Saved entries
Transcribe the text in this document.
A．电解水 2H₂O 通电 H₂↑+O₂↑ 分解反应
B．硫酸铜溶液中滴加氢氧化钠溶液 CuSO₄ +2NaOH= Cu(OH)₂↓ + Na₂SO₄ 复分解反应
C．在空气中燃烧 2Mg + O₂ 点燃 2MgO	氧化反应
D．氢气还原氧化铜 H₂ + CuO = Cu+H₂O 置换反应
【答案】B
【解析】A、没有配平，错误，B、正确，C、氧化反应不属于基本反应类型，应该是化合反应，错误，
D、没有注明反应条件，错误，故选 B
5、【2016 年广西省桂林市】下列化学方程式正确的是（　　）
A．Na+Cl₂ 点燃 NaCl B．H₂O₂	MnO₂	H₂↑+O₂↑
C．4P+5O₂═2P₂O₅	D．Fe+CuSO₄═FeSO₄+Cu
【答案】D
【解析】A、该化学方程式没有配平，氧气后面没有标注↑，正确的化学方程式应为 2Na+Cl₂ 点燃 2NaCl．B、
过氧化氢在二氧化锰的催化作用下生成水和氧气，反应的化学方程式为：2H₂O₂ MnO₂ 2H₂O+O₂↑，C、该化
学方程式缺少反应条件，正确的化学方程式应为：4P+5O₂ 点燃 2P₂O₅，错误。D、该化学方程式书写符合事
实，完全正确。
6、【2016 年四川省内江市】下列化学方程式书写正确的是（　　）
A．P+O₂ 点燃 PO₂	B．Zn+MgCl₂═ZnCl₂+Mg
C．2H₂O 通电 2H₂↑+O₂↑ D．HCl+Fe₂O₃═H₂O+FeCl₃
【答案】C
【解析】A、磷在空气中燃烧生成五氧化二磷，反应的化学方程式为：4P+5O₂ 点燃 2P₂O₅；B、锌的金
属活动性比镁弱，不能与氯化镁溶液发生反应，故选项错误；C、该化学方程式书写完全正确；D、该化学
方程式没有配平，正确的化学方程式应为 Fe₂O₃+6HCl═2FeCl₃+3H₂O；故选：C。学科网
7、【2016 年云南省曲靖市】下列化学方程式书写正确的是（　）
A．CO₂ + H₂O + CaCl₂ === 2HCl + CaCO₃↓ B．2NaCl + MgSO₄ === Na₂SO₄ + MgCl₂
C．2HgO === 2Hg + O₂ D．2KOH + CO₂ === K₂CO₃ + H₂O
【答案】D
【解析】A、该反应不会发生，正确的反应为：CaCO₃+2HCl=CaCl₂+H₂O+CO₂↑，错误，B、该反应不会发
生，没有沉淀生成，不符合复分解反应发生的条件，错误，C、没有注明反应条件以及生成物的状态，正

[SHORT PROBLEM] Pick out each line above that includes "下列化学方程式书写正确的是" and show it.

[OUTPUT FOR THIS TASK]
6、【2016 年四川省内江市】下列化学方程式书写正确的是（　　）
7、【2016 年云南省曲靖市】下列化学方程式书写正确的是（　）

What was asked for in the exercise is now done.